▶ [WHAT THIS TASK INVOLVES]:
Reproduce everything from the line containing "section-heading: ಬೆಳ್ಳುಳ್ಳಿ [14,876,55,897]" down to the line containing "article-body: ವಯಸ್ಸು 40", swapping "body-line" for "text-line" and leaving all else as it is. Give only those lines.

--- Start DATA ---

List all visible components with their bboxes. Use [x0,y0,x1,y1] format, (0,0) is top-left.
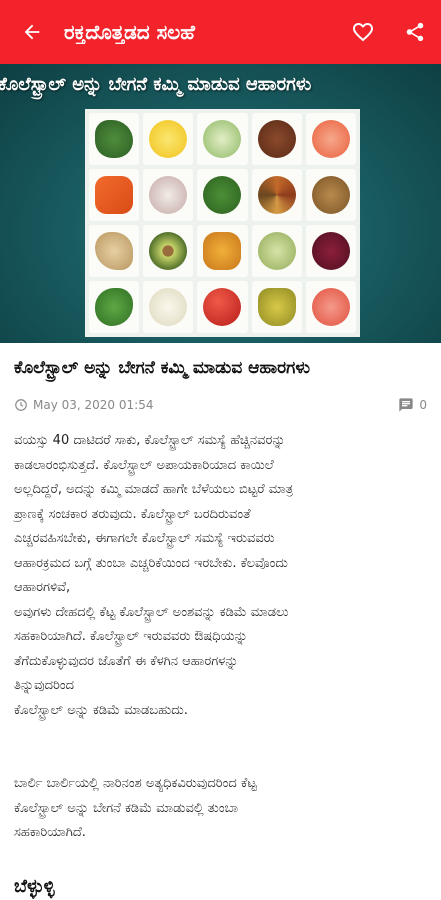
section-heading: ಬೆಳ್ಳುಳ್ಳಿ [14,876,55,897]
comment-count-button[interactable]: 0 [398,397,427,413]
back-arrow-icon [24,24,40,40]
food-garlic [143,169,194,221]
food-beetroot [305,225,356,277]
comment-count: 0 [419,398,427,412]
food-avocado [143,225,194,277]
body-line: ಕೊಲೆಸ್ಟ್ರಾಲ್ ಅನ್ನು ಬೇಗನೆ ಕಡಿಮೆ ಮಾಡುವಲ್ಲಿ… [14,800,239,816]
food-parsley [89,281,140,333]
body-line: ಸಹಕಾರಿಯಾಗಿದೆ. [14,825,86,840]
body-line: ತಿನ್ನುವುದರಿಂದ [14,678,75,693]
share-icon [406,22,424,42]
food-carrots [89,169,140,221]
article-body: ವಯಸ್ಸು 40 ದಾಟಿದರೆ ಸಾಕು, ಕೊಲೆಸ್ಟ್ರಾಲ್ ಸಮಸ… [14,429,427,846]
food-cauliflower [143,281,194,333]
body-line: ವಯಸ್ಸು 40 ದಾಟಿದರೆ ಸಾಕು, ಕೊಲೆಸ್ಟ್ರಾಲ್ ಸಮಸ… [14,433,286,448]
food-ginger [89,225,140,277]
hero-image-title: ಕೊಲೆಸ್ಟ್ರಾಲ್ ಅನ್ನು ಬೇಗನೆ ಕಮ್ಮಿ ಮಾಡುವ ಆಹಾ… [0,74,312,95]
back-button[interactable] [0,0,64,64]
food-flax-seeds [251,113,302,165]
food-spinach [89,113,140,165]
body-line: ಅಲ್ಲದಿದ್ದರೆ, ಅದನ್ನು ಕಮ್ಮಿ ಮಾಡದೆ ಹಾಗೇ ಬೆಳ… [14,482,294,497]
body-line: ಎಚ್ಚರವಹಿಸಬೇಕು, ಈಗಾಗಲೇ ಕೊಲೆಸ್ಟ್ರಾಲ್ ಸಮಸ್ಯ… [14,531,275,546]
food-walnuts [305,169,356,221]
heart-icon [353,23,373,42]
body-line: ಸಹಕಾರಿಯಾಗಿದೆ. ಕೊಲೆಸ್ಟ್ರಾಲ್ ಇರುವವರು ಔಷಧಿಯ… [14,629,248,644]
body-line: ಕೊಲೆಸ್ಟ್ರಾಲ್ ಅನ್ನು ಕಡಿಮೆ ಮಾಡಬಹುದು. [14,702,188,718]
food-grapefruit-halves [305,281,356,333]
food-broccoli [197,169,248,221]
app-title: ರಕ್ತದೊತ್ತಡದ ಸಲಹೆ [64,20,195,44]
body-line: ಕಾಡಲಾರಂಭಿಸುತ್ತದೆ. ಕೊಲೆಸ್ಟ್ರಾಲ್ ಅಪಾಯಕಾರಿಯ… [14,457,274,473]
body-line: ಆಹಾರಗಳಿವೆ, [14,580,71,595]
food-cabbage [197,113,248,165]
article: ಕೊಲೆಸ್ಟ್ರಾಲ್ ಅನ್ನು ಬೇಗನೆ ಕಮ್ಮಿ ಮಾಡುವ ಆಹಾ… [0,343,441,846]
favorite-button[interactable] [337,0,389,64]
clock-icon [15,399,27,411]
food-spices [251,169,302,221]
article-date: May 03, 2020 01:54 [14,398,153,412]
article-headline: ಕೊಲೆಸ್ಟ್ರಾಲ್ ಅನ್ನು ಬೇಗನೆ ಕಮ್ಮಿ ಮಾಡುವ ಆಹಾ… [14,358,310,378]
article-meta: May 03, 2020 01:54 0 [14,397,427,413]
body-line: ಪ್ರಾಣಕ್ಕೆ ಸಂಚಕಾರ ತರುವುದು. ಕೊಲೆಸ್ಟ್ರಾಲ್ ಬ… [14,506,251,522]
food-lemon [143,113,194,165]
food-olive-oil [251,281,302,333]
body-line: ತೆಗೆದುಕೊಳ್ಳುವುದರ ಜೊತೆಗೆ ಈ ಕೆಳಗಿನ ಆಹಾರಗಳನ… [14,653,239,669]
article-date-text: May 03, 2020 01:54 [33,398,154,412]
food-collage [85,109,360,337]
app-bar: ರಕ್ತದೊತ್ತಡದ ಸಲಹೆ [0,0,441,64]
food-grapefruit [305,113,356,165]
food-apple [197,281,248,333]
share-button[interactable] [389,0,441,64]
body-line: ಆಹಾರಕ್ರಮದ ಬಗ್ಗೆ ತುಂಬಾ ಎಚ್ಚರಿಕೆಯಿಂದ ಇರಬೇಕ… [14,555,288,571]
hero-image: ಕೊಲೆಸ್ಟ್ರಾಲ್ ಅನ್ನು ಬೇಗನೆ ಕಮ್ಮಿ ಮಾಡುವ ಆಹಾ… [0,64,441,343]
body-line: ಅವುಗಳು ದೇಹದಲ್ಲಿ ಕೆಟ್ಟ ಕೊಲೆಸ್ಟ್ರಾಲ್ ಅಂಶವನ… [14,604,289,620]
food-green-tea [251,225,302,277]
comment-icon [399,398,414,412]
food-turmeric [197,225,248,277]
body-line: ಬಾರ್ಲಿ ಬಾರ್ಲಿಯಲ್ಲಿ ನಾರಿನಂಶ ಅತ್ಯಧಿಕವಿರುವು… [14,776,257,791]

--- End DATA ---

▶ [THE SOLUTION]:
section-heading: ಬೆಳ್ಳುಳ್ಳಿ [14,876,55,897]
comment-count-button[interactable]: 0 [398,397,427,413]
back-arrow-icon [24,24,40,40]
food-garlic [143,169,194,221]
food-beetroot [305,225,356,277]
comment-count: 0 [419,398,427,412]
food-avocado [143,225,194,277]
text-line: ಕೊಲೆಸ್ಟ್ರಾಲ್ ಅನ್ನು ಬೇಗನೆ ಕಡಿಮೆ ಮಾಡುವಲ್ಲಿ… [14,800,239,816]
food-parsley [89,281,140,333]
text-line: ಸಹಕಾರಿಯಾಗಿದೆ. [14,825,86,840]
text-line: ತಿನ್ನುವುದರಿಂದ [14,678,75,693]
share-icon [406,22,424,42]
food-carrots [89,169,140,221]
article-body: ವಯಸ್ಸು 40 ದಾಟಿದರೆ ಸಾಕು, ಕೊಲೆಸ್ಟ್ರಾಲ್ ಸಮಸ… [14,429,427,846]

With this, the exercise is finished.